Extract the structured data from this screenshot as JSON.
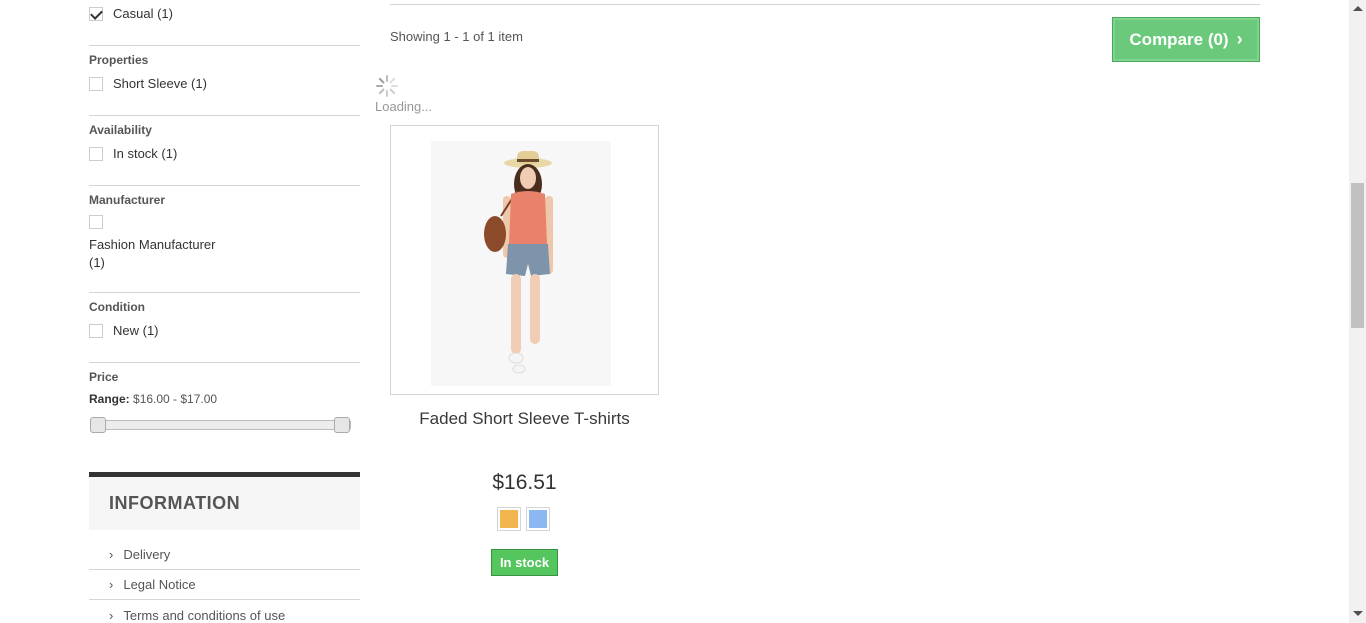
{
  "filters": {
    "category": {
      "label": "Casual (1)",
      "checked": true
    },
    "properties": {
      "title": "Properties",
      "items": [
        {
          "label": "Short Sleeve (1)"
        }
      ]
    },
    "availability": {
      "title": "Availability",
      "items": [
        {
          "label": "In stock (1)"
        }
      ]
    },
    "manufacturer": {
      "title": "Manufacturer",
      "items": [
        {
          "label_line1": "Fashion Manufacturer",
          "label_line2": "(1)"
        }
      ]
    },
    "condition": {
      "title": "Condition",
      "items": [
        {
          "label": "New (1)"
        }
      ]
    },
    "price": {
      "title": "Price",
      "range_label": "Range:",
      "range_value": "$16.00 - $17.00"
    }
  },
  "information": {
    "title": "INFORMATION",
    "links": [
      {
        "label": "Delivery"
      },
      {
        "label": "Legal Notice"
      },
      {
        "label": "Terms and conditions of use"
      }
    ]
  },
  "listing": {
    "showing": "Showing 1 - 1 of 1 item",
    "compare_label": "Compare (0)",
    "loading": "Loading..."
  },
  "product": {
    "name": "Faded Short Sleeve T-shirts",
    "price": "$16.51",
    "stock": "In stock",
    "swatches": [
      {
        "name": "orange",
        "color": "#f3b64e"
      },
      {
        "name": "blue",
        "color": "#8bb8f0"
      }
    ]
  }
}
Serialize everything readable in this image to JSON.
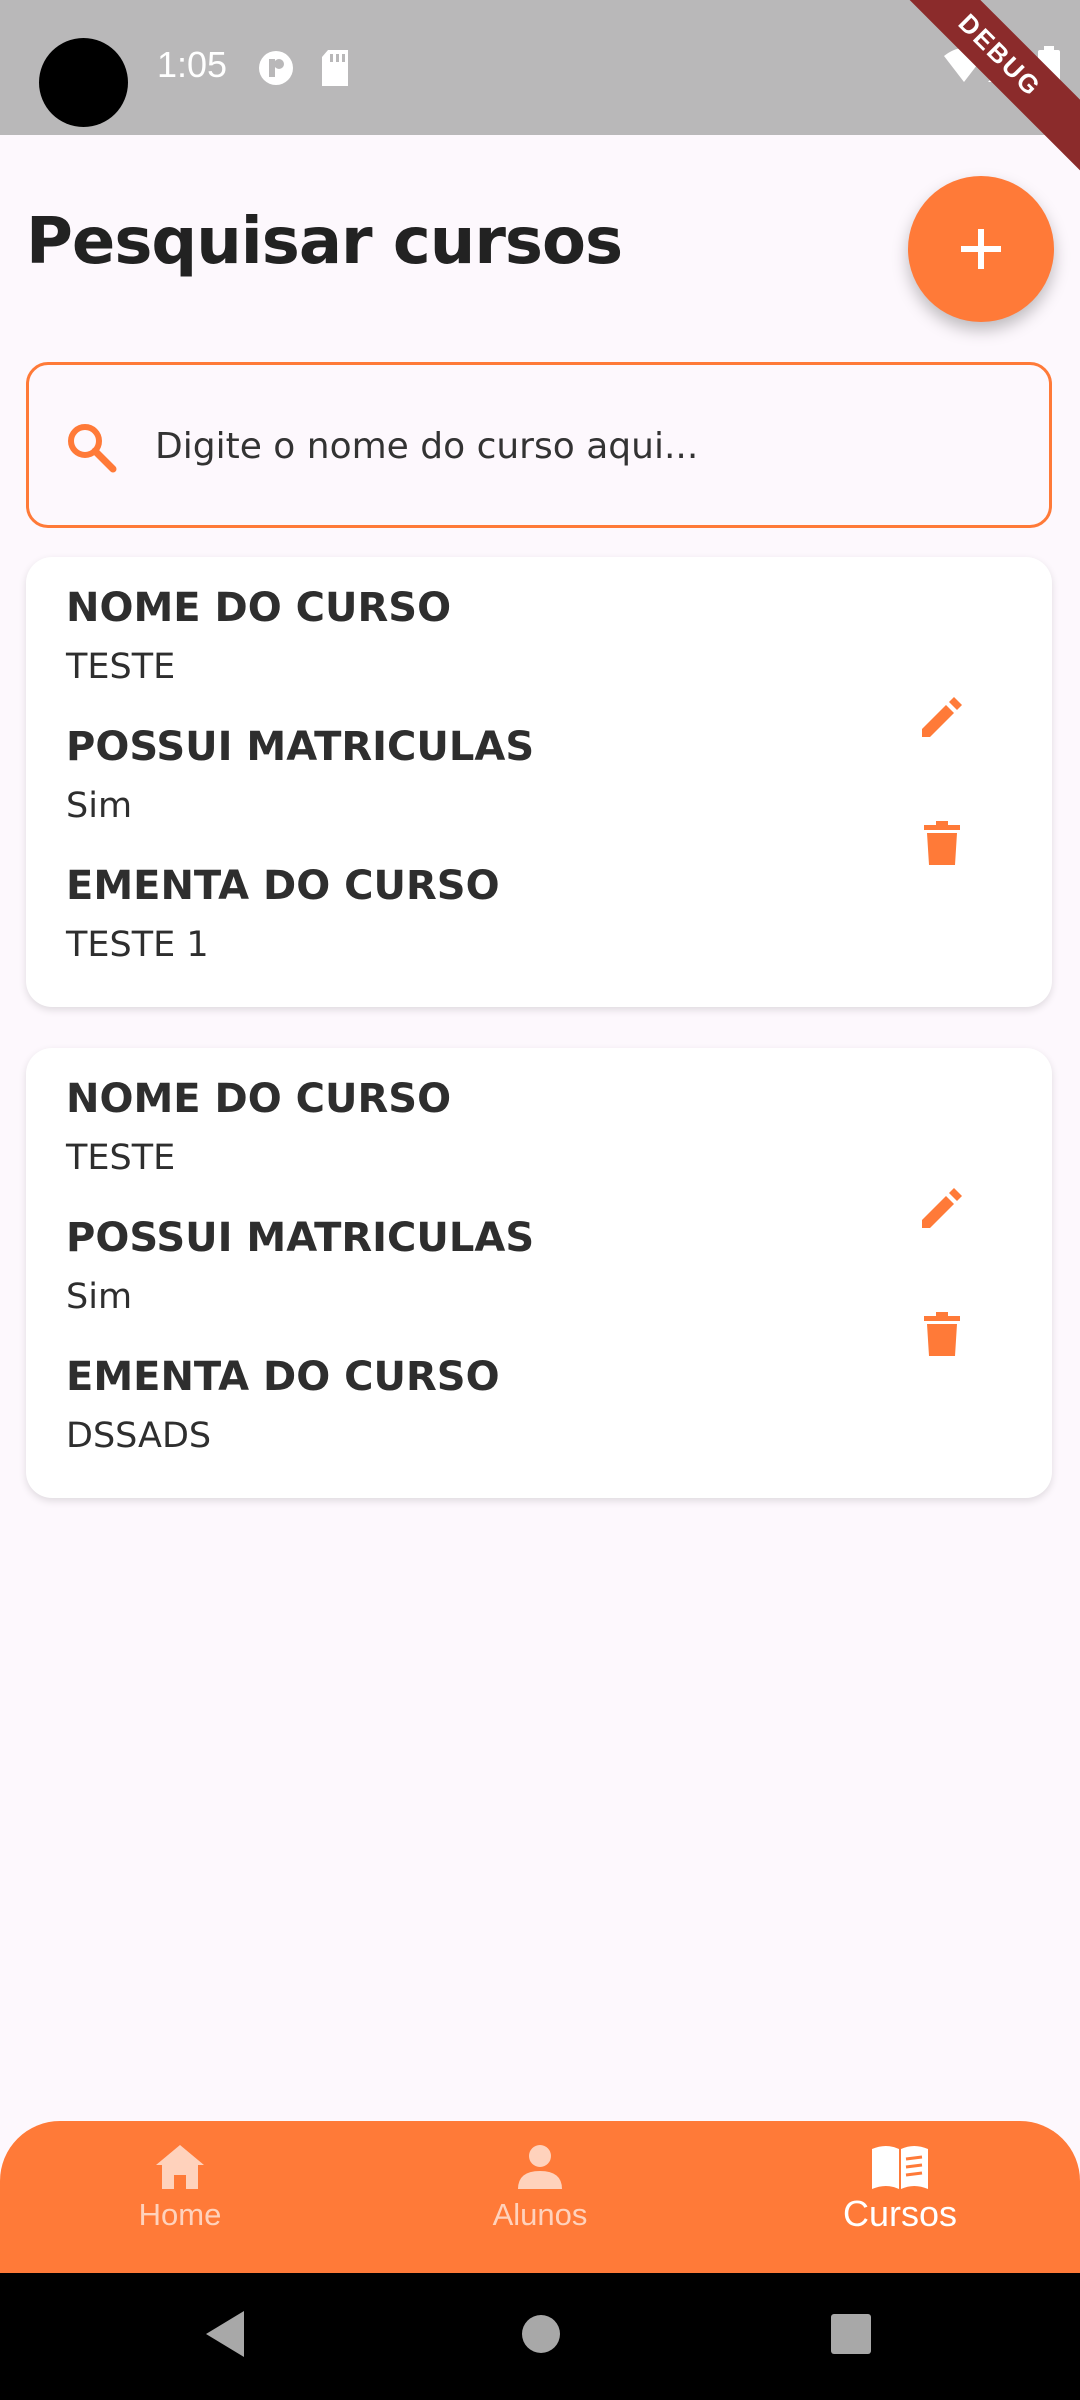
{
  "status_bar": {
    "time": "1:05",
    "debug_banner": "DEBUG"
  },
  "header": {
    "title": "Pesquisar cursos",
    "add_button_icon": "plus-icon"
  },
  "search": {
    "placeholder": "Digite o nome do curso aqui...",
    "value": ""
  },
  "courses": [
    {
      "name_label": "NOME DO CURSO",
      "name": "TESTE",
      "enrollment_label": "POSSUI MATRICULAS",
      "has_enrollments": "Sim",
      "syllabus_label": "EMENTA DO CURSO",
      "syllabus": "TESTE 1"
    },
    {
      "name_label": "NOME DO CURSO",
      "name": "TESTE",
      "enrollment_label": "POSSUI MATRICULAS",
      "has_enrollments": "Sim",
      "syllabus_label": "EMENTA DO CURSO",
      "syllabus": "DSSADS"
    }
  ],
  "bottom_nav": {
    "items": [
      {
        "label": "Home",
        "icon": "home-icon",
        "active": false
      },
      {
        "label": "Alunos",
        "icon": "person-icon",
        "active": false
      },
      {
        "label": "Cursos",
        "icon": "book-icon",
        "active": true
      }
    ]
  },
  "colors": {
    "accent": "#ff7a38",
    "background": "#fdf8fd",
    "status_bar": "#b9b8b9"
  }
}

▶ **Exercise requirements**:
Check each line in the listing above for the string "title", then report how many lines contain it, with no other text.

▶ **Output**:
7